### Stated goal
Take every line from the listing below that contains "Long".

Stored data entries
------------------------------------------------

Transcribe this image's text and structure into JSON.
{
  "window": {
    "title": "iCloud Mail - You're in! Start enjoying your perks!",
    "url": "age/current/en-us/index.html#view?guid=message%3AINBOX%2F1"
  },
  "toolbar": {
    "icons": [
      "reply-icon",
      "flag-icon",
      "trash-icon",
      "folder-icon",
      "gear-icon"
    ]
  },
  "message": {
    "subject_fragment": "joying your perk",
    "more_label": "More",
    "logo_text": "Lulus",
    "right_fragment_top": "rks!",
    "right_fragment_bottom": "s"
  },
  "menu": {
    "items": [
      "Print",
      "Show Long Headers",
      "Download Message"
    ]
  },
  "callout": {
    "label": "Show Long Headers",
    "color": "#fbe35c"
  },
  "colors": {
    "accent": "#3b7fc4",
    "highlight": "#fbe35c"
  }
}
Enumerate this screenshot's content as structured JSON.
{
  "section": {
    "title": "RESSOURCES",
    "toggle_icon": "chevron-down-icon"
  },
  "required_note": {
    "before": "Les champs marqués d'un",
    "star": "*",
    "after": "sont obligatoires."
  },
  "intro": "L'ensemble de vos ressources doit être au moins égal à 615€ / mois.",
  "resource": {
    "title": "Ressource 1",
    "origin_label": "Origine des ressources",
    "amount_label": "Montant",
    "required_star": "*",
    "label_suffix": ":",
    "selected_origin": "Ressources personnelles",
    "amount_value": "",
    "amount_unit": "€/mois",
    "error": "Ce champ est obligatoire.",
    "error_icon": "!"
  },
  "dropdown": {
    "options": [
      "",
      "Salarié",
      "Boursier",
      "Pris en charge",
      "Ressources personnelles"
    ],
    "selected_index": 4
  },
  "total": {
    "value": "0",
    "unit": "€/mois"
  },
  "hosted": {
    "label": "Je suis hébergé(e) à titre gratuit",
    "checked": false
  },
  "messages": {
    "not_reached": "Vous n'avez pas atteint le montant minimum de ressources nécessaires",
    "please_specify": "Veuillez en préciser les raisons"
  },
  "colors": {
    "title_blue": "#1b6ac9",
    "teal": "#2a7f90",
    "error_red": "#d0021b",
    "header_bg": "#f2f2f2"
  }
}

------------------------------------------------

### Correct result
      "Show Long Headers",
    "label": "Show Long Headers",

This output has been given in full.